▶ [DATA SUPPLIED]
****************
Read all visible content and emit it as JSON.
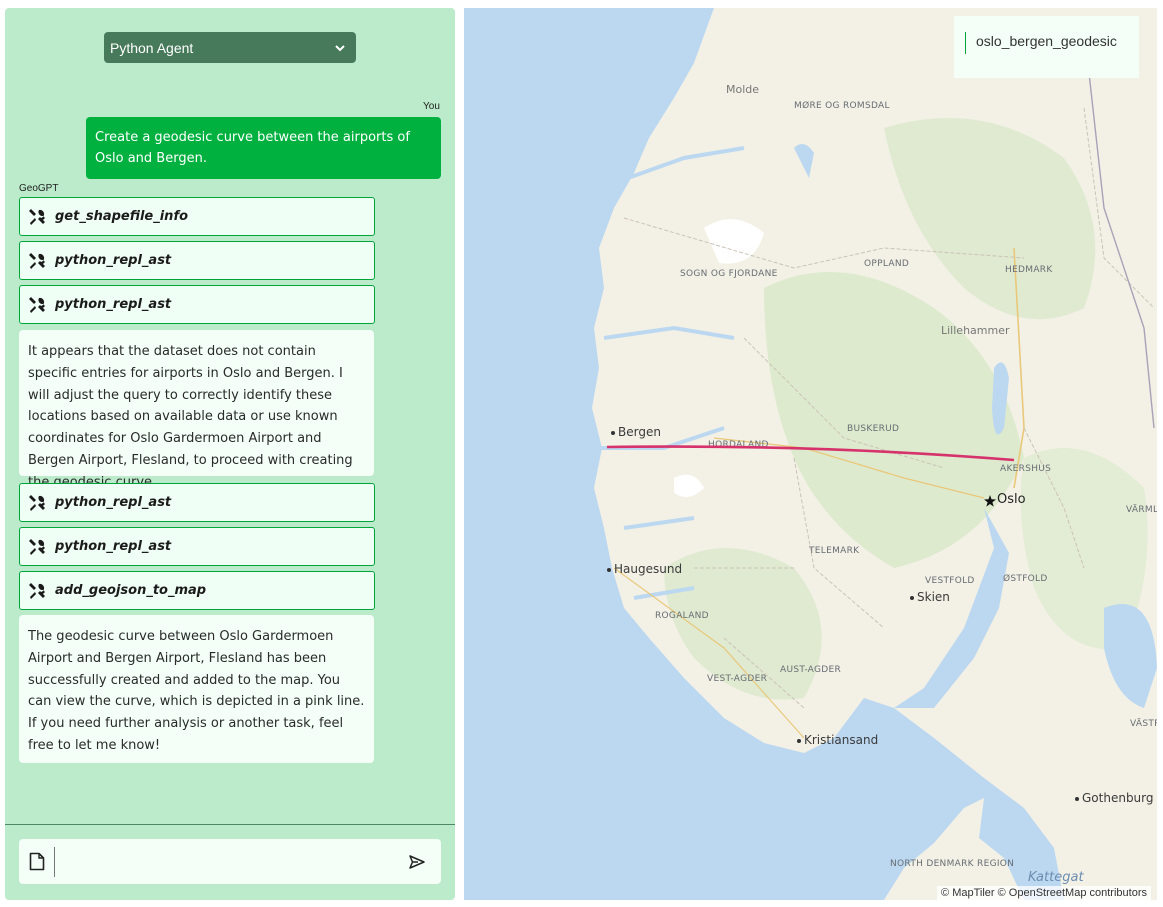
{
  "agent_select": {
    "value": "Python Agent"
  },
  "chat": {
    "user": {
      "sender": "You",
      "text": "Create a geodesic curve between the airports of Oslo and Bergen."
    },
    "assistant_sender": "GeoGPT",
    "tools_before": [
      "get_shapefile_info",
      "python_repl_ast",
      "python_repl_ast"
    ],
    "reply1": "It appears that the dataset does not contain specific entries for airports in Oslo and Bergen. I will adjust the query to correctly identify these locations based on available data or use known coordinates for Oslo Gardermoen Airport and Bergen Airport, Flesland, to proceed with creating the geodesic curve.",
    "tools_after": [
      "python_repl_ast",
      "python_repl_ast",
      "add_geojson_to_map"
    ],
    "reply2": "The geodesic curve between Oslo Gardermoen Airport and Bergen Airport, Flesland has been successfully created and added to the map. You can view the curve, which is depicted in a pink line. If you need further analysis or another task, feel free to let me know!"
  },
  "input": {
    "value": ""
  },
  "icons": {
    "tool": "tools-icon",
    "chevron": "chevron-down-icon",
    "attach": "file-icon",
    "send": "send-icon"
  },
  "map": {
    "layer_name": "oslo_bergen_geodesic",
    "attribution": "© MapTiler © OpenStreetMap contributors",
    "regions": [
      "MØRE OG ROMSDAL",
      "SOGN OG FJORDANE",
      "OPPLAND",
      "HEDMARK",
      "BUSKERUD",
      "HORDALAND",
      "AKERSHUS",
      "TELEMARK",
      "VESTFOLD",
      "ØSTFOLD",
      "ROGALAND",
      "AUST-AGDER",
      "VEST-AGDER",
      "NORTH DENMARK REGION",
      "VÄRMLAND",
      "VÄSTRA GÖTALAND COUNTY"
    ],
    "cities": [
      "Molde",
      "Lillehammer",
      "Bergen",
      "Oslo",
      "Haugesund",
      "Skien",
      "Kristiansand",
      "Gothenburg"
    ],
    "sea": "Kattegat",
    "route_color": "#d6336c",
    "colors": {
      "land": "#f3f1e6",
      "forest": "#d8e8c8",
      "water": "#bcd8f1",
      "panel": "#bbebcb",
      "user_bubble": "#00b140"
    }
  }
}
****************
▶ [GIVEN INSTRUCTION] Reproduce the records above exactly, leaving out every picture they contain.

▶ [EXERCISE SOLUTION]
Read all visible content and emit it as JSON.
{
  "agent_select": {
    "value": "Python Agent"
  },
  "chat": {
    "user": {
      "sender": "You",
      "text": "Create a geodesic curve between the airports of Oslo and Bergen."
    },
    "assistant_sender": "GeoGPT",
    "tools_before": [
      "get_shapefile_info",
      "python_repl_ast",
      "python_repl_ast"
    ],
    "reply1": "It appears that the dataset does not contain specific entries for airports in Oslo and Bergen. I will adjust the query to correctly identify these locations based on available data or use known coordinates for Oslo Gardermoen Airport and Bergen Airport, Flesland, to proceed with creating the geodesic curve.",
    "tools_after": [
      "python_repl_ast",
      "python_repl_ast",
      "add_geojson_to_map"
    ],
    "reply2": "The geodesic curve between Oslo Gardermoen Airport and Bergen Airport, Flesland has been successfully created and added to the map. You can view the curve, which is depicted in a pink line. If you need further analysis or another task, feel free to let me know!"
  },
  "input": {
    "value": ""
  },
  "icons": {
    "tool": "tools-icon",
    "chevron": "chevron-down-icon",
    "attach": "file-icon",
    "send": "send-icon"
  },
  "map": {
    "layer_name": "oslo_bergen_geodesic",
    "attribution": "© MapTiler © OpenStreetMap contributors",
    "regions": [
      "MØRE OG ROMSDAL",
      "SOGN OG FJORDANE",
      "OPPLAND",
      "HEDMARK",
      "BUSKERUD",
      "HORDALAND",
      "AKERSHUS",
      "TELEMARK",
      "VESTFOLD",
      "ØSTFOLD",
      "ROGALAND",
      "AUST-AGDER",
      "VEST-AGDER",
      "NORTH DENMARK REGION",
      "VÄRMLAND",
      "VÄSTRA GÖTALAND COUNTY"
    ],
    "cities": [
      "Molde",
      "Lillehammer",
      "Bergen",
      "Oslo",
      "Haugesund",
      "Skien",
      "Kristiansand",
      "Gothenburg"
    ],
    "sea": "Kattegat",
    "route_color": "#d6336c",
    "colors": {
      "land": "#f3f1e6",
      "forest": "#d8e8c8",
      "water": "#bcd8f1",
      "panel": "#bbebcb",
      "user_bubble": "#00b140"
    }
  }
}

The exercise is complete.